WRITTEN EXERCISE:
Find the word "ffffff" in the material below and gather every line that contains it.
════════
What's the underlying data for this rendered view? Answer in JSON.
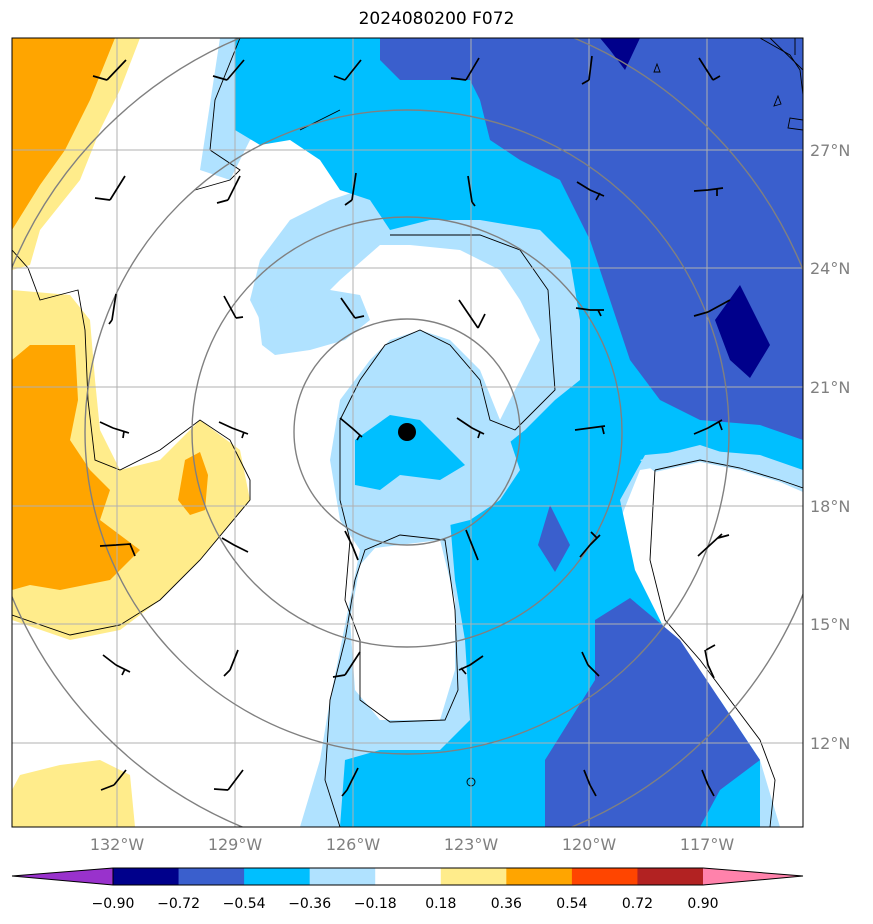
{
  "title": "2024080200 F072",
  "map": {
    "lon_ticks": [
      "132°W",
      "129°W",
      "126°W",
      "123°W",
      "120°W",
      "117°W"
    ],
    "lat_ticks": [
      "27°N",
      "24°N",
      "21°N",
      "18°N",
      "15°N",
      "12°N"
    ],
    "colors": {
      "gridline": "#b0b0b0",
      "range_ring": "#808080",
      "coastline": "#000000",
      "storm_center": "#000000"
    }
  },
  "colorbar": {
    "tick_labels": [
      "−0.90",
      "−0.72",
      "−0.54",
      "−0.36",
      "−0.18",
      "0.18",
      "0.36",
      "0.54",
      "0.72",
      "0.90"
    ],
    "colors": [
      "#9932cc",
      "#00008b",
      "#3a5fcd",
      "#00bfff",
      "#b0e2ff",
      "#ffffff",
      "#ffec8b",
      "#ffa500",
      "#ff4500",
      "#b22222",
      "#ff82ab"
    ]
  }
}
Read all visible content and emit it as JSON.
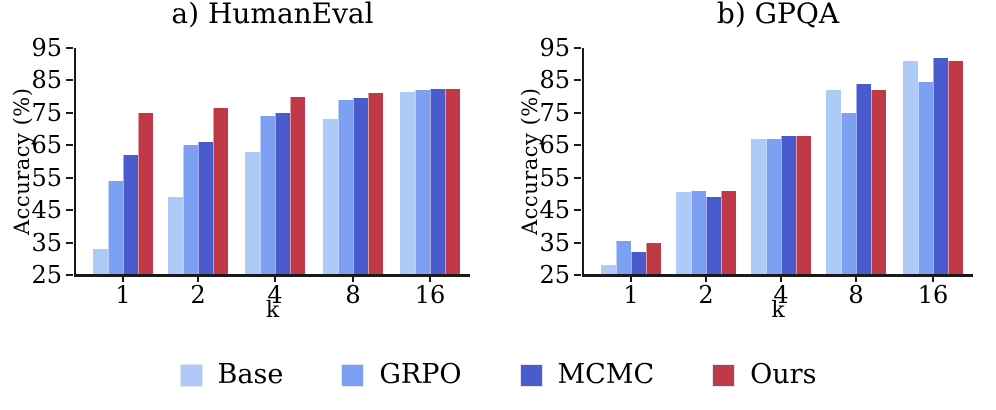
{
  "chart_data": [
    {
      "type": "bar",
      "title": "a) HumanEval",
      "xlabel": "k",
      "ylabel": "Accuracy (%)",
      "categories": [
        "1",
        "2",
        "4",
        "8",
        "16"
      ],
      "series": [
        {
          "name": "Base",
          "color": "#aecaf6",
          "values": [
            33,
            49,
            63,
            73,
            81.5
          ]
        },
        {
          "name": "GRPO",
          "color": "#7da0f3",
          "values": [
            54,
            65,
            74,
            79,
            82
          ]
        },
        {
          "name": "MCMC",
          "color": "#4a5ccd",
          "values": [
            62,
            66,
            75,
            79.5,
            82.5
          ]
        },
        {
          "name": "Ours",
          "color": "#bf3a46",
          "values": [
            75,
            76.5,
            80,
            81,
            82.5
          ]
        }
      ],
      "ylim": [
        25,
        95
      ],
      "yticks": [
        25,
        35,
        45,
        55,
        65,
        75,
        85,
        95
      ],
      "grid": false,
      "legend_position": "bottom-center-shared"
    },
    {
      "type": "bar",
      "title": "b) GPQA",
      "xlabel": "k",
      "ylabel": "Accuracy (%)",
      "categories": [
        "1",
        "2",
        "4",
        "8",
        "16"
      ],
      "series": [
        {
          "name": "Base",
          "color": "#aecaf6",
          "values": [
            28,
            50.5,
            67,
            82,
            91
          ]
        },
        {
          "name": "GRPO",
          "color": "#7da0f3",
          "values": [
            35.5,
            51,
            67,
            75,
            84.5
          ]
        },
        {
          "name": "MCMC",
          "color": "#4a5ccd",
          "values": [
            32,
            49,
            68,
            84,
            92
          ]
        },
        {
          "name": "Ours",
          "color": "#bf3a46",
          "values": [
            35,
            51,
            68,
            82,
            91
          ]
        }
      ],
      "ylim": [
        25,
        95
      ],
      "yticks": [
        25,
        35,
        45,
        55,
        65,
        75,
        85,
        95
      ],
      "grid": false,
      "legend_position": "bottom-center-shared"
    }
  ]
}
════════
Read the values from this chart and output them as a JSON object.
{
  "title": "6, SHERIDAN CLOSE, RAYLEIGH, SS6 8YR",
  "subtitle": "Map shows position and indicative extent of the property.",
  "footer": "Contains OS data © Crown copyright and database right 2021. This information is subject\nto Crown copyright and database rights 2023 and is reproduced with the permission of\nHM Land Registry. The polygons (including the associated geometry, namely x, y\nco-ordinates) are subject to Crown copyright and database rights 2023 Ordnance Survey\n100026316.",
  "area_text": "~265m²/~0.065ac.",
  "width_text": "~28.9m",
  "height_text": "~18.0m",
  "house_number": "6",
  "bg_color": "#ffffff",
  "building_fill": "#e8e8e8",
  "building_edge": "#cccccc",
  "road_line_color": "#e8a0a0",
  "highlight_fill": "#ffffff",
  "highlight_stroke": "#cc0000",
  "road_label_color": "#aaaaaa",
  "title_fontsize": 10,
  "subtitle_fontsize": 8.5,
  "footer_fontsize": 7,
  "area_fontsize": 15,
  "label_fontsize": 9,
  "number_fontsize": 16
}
════════
REPLY:
      "#ffffff",
  "bg_color": "#ffffff",
  "highlight_fill": "#ffffff",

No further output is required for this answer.